TASK STATEMENT | Pull out every line from the listing that has the word "机器换人".

___ DATASET ___

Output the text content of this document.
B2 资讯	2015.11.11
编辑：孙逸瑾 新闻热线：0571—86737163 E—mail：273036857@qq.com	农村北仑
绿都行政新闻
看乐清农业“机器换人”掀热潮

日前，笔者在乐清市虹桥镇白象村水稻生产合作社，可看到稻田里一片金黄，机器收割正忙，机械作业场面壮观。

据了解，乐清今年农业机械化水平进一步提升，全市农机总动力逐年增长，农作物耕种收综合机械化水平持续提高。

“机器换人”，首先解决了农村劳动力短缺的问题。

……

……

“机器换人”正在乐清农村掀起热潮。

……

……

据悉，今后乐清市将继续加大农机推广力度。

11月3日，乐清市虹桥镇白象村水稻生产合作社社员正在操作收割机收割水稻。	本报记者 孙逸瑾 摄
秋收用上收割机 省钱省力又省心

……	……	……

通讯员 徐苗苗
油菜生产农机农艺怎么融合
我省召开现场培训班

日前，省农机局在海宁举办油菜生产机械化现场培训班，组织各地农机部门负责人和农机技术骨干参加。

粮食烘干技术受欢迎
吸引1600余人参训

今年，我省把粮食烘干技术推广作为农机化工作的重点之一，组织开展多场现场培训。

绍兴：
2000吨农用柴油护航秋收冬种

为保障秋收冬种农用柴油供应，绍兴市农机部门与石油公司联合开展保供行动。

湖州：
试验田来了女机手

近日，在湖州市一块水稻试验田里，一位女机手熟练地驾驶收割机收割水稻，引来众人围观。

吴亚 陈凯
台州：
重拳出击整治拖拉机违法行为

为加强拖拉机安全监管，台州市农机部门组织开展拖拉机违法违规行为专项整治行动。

___

ANSWER FOR THE TASK |
看乐清农业“机器换人”掀热潮
“机器换人”，首先解决了农村劳动力短缺的问题。
“机器换人”正在乐清农村掀起热潮。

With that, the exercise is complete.